*DIRECTIONS FOR THIS TASK:* Format every one of the items below as a JSON list of strings, with each non-blank line as its own string.
───── INPUT DATA ─────
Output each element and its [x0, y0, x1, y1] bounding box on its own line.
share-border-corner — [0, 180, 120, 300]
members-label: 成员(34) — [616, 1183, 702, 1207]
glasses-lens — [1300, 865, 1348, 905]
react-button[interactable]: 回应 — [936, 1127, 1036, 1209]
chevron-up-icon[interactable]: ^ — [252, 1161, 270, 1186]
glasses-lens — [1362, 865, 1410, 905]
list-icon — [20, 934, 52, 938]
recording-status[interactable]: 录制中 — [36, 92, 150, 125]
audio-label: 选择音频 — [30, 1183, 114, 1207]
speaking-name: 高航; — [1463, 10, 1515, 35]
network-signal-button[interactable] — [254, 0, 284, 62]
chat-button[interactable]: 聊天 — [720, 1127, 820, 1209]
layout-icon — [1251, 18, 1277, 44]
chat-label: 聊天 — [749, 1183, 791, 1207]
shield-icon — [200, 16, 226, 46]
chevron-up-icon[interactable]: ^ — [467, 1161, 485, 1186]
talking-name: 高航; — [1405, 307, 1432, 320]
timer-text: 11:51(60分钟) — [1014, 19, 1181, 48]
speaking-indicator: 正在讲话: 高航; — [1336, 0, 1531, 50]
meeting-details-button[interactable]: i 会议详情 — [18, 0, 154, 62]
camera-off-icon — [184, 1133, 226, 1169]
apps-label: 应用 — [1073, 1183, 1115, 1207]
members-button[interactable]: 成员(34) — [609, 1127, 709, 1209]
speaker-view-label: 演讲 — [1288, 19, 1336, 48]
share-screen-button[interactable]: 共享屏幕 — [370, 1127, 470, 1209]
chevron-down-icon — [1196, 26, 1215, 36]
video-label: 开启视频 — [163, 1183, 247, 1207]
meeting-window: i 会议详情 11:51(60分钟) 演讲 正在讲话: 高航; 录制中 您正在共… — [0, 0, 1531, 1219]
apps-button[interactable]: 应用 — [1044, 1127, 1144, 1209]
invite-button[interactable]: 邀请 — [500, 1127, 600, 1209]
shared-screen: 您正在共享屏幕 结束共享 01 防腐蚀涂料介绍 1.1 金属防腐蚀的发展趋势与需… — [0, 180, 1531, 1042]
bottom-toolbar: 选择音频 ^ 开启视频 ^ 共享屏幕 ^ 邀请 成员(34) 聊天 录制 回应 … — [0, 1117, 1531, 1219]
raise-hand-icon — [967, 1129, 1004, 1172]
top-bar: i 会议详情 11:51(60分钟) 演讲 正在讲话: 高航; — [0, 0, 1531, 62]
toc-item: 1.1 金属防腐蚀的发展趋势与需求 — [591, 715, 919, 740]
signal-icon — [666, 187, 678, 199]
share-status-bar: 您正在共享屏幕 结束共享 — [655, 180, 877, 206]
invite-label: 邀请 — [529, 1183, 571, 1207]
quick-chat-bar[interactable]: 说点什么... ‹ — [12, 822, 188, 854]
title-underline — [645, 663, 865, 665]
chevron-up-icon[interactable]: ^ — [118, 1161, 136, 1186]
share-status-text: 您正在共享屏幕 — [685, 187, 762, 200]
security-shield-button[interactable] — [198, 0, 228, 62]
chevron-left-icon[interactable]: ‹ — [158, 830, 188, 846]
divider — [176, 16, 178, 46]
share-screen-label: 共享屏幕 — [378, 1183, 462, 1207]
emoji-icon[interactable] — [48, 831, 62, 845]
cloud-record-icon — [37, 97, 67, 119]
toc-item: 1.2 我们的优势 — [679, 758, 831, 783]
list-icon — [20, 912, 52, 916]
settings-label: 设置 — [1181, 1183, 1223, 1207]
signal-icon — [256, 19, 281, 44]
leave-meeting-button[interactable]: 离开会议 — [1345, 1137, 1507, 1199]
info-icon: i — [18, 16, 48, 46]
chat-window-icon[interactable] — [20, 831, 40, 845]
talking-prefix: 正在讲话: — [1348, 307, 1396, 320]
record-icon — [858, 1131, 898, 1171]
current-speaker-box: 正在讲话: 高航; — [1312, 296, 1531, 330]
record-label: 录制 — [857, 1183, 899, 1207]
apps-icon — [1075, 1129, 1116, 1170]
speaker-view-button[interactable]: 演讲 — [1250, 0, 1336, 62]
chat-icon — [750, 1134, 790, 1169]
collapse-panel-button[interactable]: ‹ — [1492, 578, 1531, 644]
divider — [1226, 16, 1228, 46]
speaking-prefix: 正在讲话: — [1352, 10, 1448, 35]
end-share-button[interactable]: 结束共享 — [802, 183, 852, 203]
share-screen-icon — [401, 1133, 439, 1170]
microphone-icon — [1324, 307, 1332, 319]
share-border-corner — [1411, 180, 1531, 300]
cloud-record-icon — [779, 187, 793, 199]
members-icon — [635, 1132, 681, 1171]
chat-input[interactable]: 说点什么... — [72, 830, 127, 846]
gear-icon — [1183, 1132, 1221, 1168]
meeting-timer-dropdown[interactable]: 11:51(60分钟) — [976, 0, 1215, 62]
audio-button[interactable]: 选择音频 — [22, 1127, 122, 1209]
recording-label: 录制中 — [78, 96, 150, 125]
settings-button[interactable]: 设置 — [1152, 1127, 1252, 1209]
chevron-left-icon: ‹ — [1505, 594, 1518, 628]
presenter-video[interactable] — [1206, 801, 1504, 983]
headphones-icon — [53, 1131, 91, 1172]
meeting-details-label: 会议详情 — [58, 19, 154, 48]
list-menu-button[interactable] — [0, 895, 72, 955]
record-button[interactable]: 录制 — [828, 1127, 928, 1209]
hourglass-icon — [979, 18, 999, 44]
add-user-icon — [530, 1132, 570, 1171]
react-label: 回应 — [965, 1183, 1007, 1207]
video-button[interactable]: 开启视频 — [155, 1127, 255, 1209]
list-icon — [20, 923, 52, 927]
─────
*FULL ANSWER:*
[
  "Output each element and its [x0, y0, x1, y1] bounding box on its own line.",
  "share-border-corner — [0, 180, 120, 300]",
  "members-label: 成员(34) — [616, 1183, 702, 1207]",
  "glasses-lens — [1300, 865, 1348, 905]",
  "react-button[interactable]: 回应 — [936, 1127, 1036, 1209]",
  "chevron-up-icon[interactable]: ^ — [252, 1161, 270, 1186]",
  "glasses-lens — [1362, 865, 1410, 905]",
  "list-icon — [20, 934, 52, 938]",
  "recording-status[interactable]: 录制中 — [36, 92, 150, 125]",
  "audio-label: 选择音频 — [30, 1183, 114, 1207]",
  "speaking-name: 高航; — [1463, 10, 1515, 35]",
  "network-signal-button[interactable] — [254, 0, 284, 62]",
  "chat-button[interactable]: 聊天 — [720, 1127, 820, 1209]",
  "layout-icon — [1251, 18, 1277, 44]",
  "chat-label: 聊天 — [749, 1183, 791, 1207]",
  "shield-icon — [200, 16, 226, 46]",
  "chevron-up-icon[interactable]: ^ — [467, 1161, 485, 1186]",
  "talking-name: 高航; — [1405, 307, 1432, 320]",
  "timer-text: 11:51(60分钟) — [1014, 19, 1181, 48]",
  "speaking-indicator: 正在讲话: 高航; — [1336, 0, 1531, 50]",
  "meeting-details-button[interactable]: i 会议详情 — [18, 0, 154, 62]",
  "camera-off-icon — [184, 1133, 226, 1169]",
  "apps-label: 应用 — [1073, 1183, 1115, 1207]",
  "members-button[interactable]: 成员(34) — [609, 1127, 709, 1209]",
  "speaker-view-label: 演讲 — [1288, 19, 1336, 48]",
  "share-screen-button[interactable]: 共享屏幕 — [370, 1127, 470, 1209]",
  "chevron-down-icon — [1196, 26, 1215, 36]",
  "video-label: 开启视频 — [163, 1183, 247, 1207]",
  "meeting-window: i 会议详情 11:51(60分钟) 演讲 正在讲话: 高航; 录制中 您正在共… — [0, 0, 1531, 1219]",
  "apps-button[interactable]: 应用 — [1044, 1127, 1144, 1209]",
  "invite-button[interactable]: 邀请 — [500, 1127, 600, 1209]",
  "shared-screen: 您正在共享屏幕 结束共享 01 防腐蚀涂料介绍 1.1 金属防腐蚀的发展趋势与需… — [0, 180, 1531, 1042]",
  "bottom-toolbar: 选择音频 ^ 开启视频 ^ 共享屏幕 ^ 邀请 成员(34) 聊天 录制 回应 … — [0, 1117, 1531, 1219]",
  "raise-hand-icon — [967, 1129, 1004, 1172]",
  "top-bar: i 会议详情 11:51(60分钟) 演讲 正在讲话: 高航; — [0, 0, 1531, 62]",
  "toc-item: 1.1 金属防腐蚀的发展趋势与需求 — [591, 715, 919, 740]",
  "signal-icon — [666, 187, 678, 199]",
  "share-status-bar: 您正在共享屏幕 结束共享 — [655, 180, 877, 206]",
  "invite-label: 邀请 — [529, 1183, 571, 1207]",
  "quick-chat-bar[interactable]: 说点什么... ‹ — [12, 822, 188, 854]",
  "title-underline — [645, 663, 865, 665]",
  "chevron-up-icon[interactable]: ^ — [118, 1161, 136, 1186]",
  "share-status-text: 您正在共享屏幕 — [685, 187, 762, 200]",
  "security-shield-button[interactable] — [198, 0, 228, 62]",
  "chevron-left-icon[interactable]: ‹ — [158, 830, 188, 846]",
  "divider — [176, 16, 178, 46]",
  "share-screen-label: 共享屏幕 — [378, 1183, 462, 1207]",
  "emoji-icon[interactable] — [48, 831, 62, 845]",
  "cloud-record-icon — [37, 97, 67, 119]",
  "toc-item: 1.2 我们的优势 — [679, 758, 831, 783]",
  "list-icon — [20, 912, 52, 916]",
  "settings-label: 设置 — [1181, 1183, 1223, 1207]",
  "signal-icon — [256, 19, 281, 44]",
  "leave-meeting-button[interactable]: 离开会议 — [1345, 1137, 1507, 1199]",
  "info-icon: i — [18, 16, 48, 46]",
  "chat-window-icon[interactable] — [20, 831, 40, 845]",
  "talking-prefix: 正在讲话: — [1348, 307, 1396, 320]",
  "record-icon — [858, 1131, 898, 1171]",
  "current-speaker-box: 正在讲话: 高航; — [1312, 296, 1531, 330]",
  "record-label: 录制 — [857, 1183, 899, 1207]",
  "apps-icon — [1075, 1129, 1116, 1170]",
  "speaker-view-button[interactable]: 演讲 — [1250, 0, 1336, 62]",
  "chat-icon — [750, 1134, 790, 1169]",
  "collapse-panel-button[interactable]: ‹ — [1492, 578, 1531, 644]",
  "divider — [1226, 16, 1228, 46]",
  "speaking-prefix: 正在讲话: — [1352, 10, 1448, 35]",
  "end-share-button[interactable]: 结束共享 — [802, 183, 852, 203]",
  "share-screen-icon — [401, 1133, 439, 1170]",
  "microphone-icon — [1324, 307, 1332, 319]",
  "share-border-corner — [1411, 180, 1531, 300]",
  "cloud-record-icon — [779, 187, 793, 199]",
  "members-icon — [635, 1132, 681, 1171]",
  "chat-input[interactable]: 说点什么... — [72, 830, 127, 846]",
  "gear-icon — [1183, 1132, 1221, 1168]",
  "meeting-timer-dropdown[interactable]: 11:51(60分钟) — [976, 0, 1215, 62]",
  "audio-button[interactable]: 选择音频 — [22, 1127, 122, 1209]",
  "recording-label: 录制中 — [78, 96, 150, 125]",
  "settings-button[interactable]: 设置 — [1152, 1127, 1252, 1209]",
  "chevron-left-icon: ‹ — [1505, 594, 1518, 628]",
  "presenter-video[interactable] — [1206, 801, 1504, 983]",
  "headphones-icon — [53, 1131, 91, 1172]",
  "meeting-details-label: 会议详情 — [58, 19, 154, 48]",
  "list-menu-button[interactable] — [0, 895, 72, 955]",
  "record-button[interactable]: 录制 — [828, 1127, 928, 1209]",
  "hourglass-icon — [979, 18, 999, 44]",
  "add-user-icon — [530, 1132, 570, 1171]",
  "react-label: 回应 — [965, 1183, 1007, 1207]",
  "video-button[interactable]: 开启视频 — [155, 1127, 255, 1209]",
  "list-icon — [20, 923, 52, 927]"
]